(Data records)

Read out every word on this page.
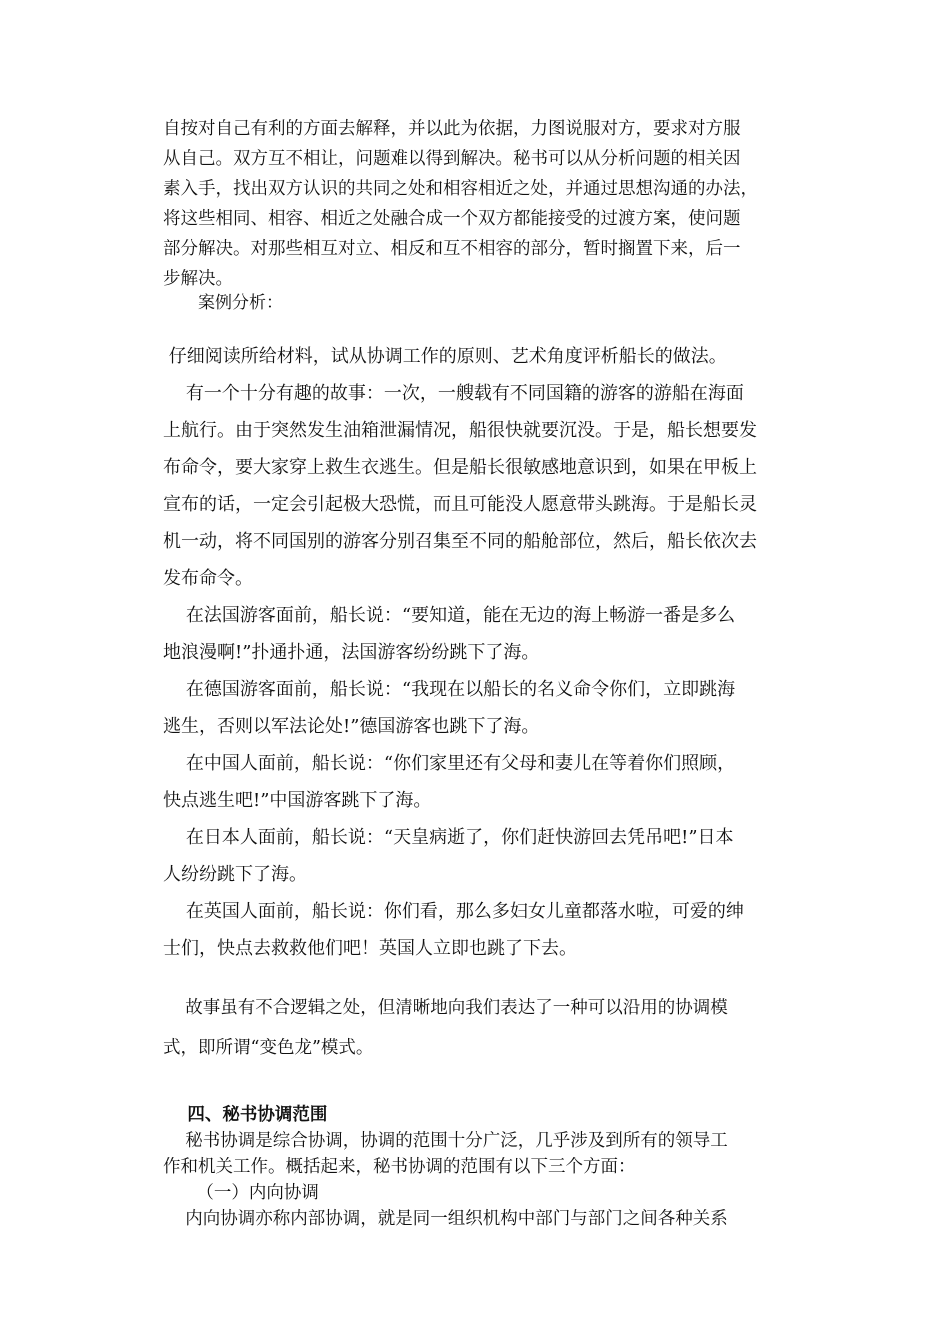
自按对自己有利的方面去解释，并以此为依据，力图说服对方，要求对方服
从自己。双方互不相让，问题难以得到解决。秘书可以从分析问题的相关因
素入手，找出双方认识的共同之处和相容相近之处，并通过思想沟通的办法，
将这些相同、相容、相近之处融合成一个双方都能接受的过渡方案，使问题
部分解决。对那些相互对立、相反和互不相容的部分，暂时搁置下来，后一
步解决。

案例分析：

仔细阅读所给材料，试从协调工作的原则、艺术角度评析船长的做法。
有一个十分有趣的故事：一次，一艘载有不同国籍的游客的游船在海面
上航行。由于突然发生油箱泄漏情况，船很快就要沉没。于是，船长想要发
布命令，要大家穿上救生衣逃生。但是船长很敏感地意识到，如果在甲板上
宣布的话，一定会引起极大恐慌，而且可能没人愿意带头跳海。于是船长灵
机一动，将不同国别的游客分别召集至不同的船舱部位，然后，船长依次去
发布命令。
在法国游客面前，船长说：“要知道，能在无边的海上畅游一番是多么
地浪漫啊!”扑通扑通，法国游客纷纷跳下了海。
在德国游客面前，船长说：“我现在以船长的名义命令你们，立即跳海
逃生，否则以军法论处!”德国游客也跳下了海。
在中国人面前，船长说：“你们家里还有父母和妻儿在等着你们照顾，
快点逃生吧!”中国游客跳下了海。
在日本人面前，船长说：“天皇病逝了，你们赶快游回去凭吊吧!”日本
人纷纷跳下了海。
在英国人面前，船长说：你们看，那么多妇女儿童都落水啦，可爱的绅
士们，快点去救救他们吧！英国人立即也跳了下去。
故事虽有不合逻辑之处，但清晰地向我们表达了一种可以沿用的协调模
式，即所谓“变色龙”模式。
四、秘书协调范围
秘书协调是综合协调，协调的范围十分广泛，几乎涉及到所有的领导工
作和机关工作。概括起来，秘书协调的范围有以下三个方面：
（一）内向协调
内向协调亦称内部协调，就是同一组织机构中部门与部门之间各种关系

--

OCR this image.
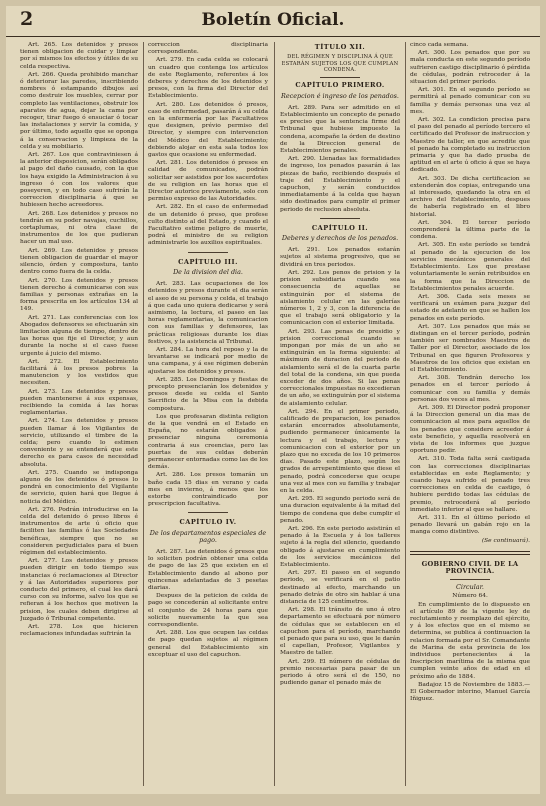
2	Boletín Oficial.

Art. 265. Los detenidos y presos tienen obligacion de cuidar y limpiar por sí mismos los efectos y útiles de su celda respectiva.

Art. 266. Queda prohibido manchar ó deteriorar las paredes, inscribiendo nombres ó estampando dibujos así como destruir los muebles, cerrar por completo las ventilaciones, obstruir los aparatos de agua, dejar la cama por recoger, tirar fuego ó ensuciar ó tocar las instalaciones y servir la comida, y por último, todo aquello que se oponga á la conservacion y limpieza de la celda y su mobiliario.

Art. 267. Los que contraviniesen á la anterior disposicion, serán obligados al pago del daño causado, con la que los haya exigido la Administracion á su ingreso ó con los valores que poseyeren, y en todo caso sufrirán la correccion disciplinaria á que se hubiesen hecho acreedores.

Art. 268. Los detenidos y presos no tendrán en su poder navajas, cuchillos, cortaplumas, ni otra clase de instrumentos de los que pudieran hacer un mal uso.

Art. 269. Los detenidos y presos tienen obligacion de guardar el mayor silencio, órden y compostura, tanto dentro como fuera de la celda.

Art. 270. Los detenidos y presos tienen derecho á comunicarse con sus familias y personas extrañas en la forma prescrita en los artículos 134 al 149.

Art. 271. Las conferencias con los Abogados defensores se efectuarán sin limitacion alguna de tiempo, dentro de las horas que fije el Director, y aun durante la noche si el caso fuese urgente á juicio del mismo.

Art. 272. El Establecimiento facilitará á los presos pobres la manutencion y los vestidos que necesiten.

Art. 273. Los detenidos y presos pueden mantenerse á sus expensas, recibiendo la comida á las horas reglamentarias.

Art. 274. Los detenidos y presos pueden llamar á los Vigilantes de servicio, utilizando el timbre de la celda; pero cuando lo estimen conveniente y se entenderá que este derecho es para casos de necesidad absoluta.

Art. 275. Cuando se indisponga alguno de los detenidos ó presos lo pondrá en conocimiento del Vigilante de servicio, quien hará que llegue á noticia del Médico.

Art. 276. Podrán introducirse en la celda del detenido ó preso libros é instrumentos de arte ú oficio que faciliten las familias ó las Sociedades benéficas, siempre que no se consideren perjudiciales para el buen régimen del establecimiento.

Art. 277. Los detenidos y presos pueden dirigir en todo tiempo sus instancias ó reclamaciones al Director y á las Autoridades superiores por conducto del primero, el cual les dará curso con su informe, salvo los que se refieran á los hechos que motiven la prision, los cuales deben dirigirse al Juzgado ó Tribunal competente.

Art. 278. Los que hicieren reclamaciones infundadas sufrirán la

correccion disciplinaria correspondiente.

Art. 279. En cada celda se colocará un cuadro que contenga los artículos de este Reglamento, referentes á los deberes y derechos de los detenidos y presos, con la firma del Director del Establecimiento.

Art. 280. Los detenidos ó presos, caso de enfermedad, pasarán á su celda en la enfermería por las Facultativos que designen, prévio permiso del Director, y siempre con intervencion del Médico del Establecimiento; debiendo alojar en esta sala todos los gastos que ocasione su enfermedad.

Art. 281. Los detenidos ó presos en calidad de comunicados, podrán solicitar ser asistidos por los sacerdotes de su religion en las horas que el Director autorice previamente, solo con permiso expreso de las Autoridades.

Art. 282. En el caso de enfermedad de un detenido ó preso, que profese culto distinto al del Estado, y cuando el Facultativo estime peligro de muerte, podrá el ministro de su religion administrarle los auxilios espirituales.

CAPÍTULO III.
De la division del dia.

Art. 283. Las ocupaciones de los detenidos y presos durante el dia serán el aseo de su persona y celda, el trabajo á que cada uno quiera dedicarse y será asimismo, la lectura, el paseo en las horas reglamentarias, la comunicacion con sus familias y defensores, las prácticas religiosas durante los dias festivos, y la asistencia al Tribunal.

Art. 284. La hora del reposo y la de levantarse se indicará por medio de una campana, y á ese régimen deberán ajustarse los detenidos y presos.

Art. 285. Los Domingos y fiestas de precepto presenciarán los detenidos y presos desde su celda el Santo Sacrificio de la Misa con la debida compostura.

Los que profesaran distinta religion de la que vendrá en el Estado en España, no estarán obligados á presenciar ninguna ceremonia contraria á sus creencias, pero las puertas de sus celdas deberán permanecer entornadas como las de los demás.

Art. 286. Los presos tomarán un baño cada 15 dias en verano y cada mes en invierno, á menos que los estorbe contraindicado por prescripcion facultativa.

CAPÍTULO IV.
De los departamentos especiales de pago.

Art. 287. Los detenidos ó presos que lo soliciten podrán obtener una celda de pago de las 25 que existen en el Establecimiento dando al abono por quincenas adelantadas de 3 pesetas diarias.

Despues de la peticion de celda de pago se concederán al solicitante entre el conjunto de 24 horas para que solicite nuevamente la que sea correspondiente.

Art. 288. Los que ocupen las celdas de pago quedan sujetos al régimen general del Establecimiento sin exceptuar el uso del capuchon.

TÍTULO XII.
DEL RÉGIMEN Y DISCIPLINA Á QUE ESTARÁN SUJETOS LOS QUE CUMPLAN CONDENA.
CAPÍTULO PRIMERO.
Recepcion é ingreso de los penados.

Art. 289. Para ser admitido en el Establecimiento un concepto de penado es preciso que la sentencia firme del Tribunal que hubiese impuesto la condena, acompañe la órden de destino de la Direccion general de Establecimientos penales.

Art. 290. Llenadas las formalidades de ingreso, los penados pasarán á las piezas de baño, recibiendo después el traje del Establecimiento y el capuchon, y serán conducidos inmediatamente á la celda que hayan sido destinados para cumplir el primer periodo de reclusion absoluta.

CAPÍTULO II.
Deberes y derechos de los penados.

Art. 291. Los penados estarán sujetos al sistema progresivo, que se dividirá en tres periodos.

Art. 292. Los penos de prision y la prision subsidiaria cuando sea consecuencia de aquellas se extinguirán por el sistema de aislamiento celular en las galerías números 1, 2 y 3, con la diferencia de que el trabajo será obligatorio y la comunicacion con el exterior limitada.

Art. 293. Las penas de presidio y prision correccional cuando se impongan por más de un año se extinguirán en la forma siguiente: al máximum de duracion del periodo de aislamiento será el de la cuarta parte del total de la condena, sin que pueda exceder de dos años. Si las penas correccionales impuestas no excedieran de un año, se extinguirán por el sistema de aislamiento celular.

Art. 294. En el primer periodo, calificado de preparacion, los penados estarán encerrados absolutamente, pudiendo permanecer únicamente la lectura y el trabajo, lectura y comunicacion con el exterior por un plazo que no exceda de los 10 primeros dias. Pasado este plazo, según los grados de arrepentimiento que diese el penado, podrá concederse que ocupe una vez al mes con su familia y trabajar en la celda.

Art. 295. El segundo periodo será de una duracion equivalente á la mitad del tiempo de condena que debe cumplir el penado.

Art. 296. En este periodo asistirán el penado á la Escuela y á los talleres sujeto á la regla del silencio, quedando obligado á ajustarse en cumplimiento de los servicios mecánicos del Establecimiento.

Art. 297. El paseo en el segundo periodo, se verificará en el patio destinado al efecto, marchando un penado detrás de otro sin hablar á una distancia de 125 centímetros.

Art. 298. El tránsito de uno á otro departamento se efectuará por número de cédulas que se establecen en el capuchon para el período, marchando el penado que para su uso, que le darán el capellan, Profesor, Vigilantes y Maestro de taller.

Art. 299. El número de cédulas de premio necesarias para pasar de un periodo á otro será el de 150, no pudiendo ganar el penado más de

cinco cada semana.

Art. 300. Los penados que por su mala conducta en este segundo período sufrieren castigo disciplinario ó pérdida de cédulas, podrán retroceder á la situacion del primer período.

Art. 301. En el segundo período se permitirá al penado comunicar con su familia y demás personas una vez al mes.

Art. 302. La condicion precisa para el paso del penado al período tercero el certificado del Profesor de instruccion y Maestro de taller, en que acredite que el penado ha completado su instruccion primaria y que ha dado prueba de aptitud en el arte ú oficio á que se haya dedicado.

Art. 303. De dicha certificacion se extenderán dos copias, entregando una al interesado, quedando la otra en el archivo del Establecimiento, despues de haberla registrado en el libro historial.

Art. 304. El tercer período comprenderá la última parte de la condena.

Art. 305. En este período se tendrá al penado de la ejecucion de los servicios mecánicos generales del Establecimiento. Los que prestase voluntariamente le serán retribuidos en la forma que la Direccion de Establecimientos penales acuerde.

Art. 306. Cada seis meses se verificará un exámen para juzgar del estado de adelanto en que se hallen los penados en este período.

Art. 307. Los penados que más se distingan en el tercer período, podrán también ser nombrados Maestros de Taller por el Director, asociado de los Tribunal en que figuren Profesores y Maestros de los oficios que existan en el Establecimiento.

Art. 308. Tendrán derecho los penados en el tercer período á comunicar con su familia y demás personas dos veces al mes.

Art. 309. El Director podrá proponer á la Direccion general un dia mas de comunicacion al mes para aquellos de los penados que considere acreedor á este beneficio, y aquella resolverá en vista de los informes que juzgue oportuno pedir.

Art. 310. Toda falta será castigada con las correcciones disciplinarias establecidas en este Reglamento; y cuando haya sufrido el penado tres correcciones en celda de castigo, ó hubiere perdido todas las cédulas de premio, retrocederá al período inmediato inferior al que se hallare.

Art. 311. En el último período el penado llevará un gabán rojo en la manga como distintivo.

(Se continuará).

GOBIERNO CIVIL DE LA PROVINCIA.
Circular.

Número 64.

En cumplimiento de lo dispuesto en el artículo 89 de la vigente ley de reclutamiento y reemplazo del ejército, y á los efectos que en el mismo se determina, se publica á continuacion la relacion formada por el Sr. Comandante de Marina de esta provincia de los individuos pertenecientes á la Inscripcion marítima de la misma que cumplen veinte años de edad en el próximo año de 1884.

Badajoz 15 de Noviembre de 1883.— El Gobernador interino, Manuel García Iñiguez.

**Requirement**
Select every line where the word "artículos" occurs.

**Reply to the exercise**
Art. 270. Los detenidos y presos tienen derecho á comunicarse con sus familias y personas extrañas en la forma prescrita en los artículos 134 al 149.
Art. 279. En cada celda se colocará un cuadro que contenga los artículos de este Reglamento, referentes á los deberes y derechos de los detenidos y presos, con la firma del Director del Establecimiento.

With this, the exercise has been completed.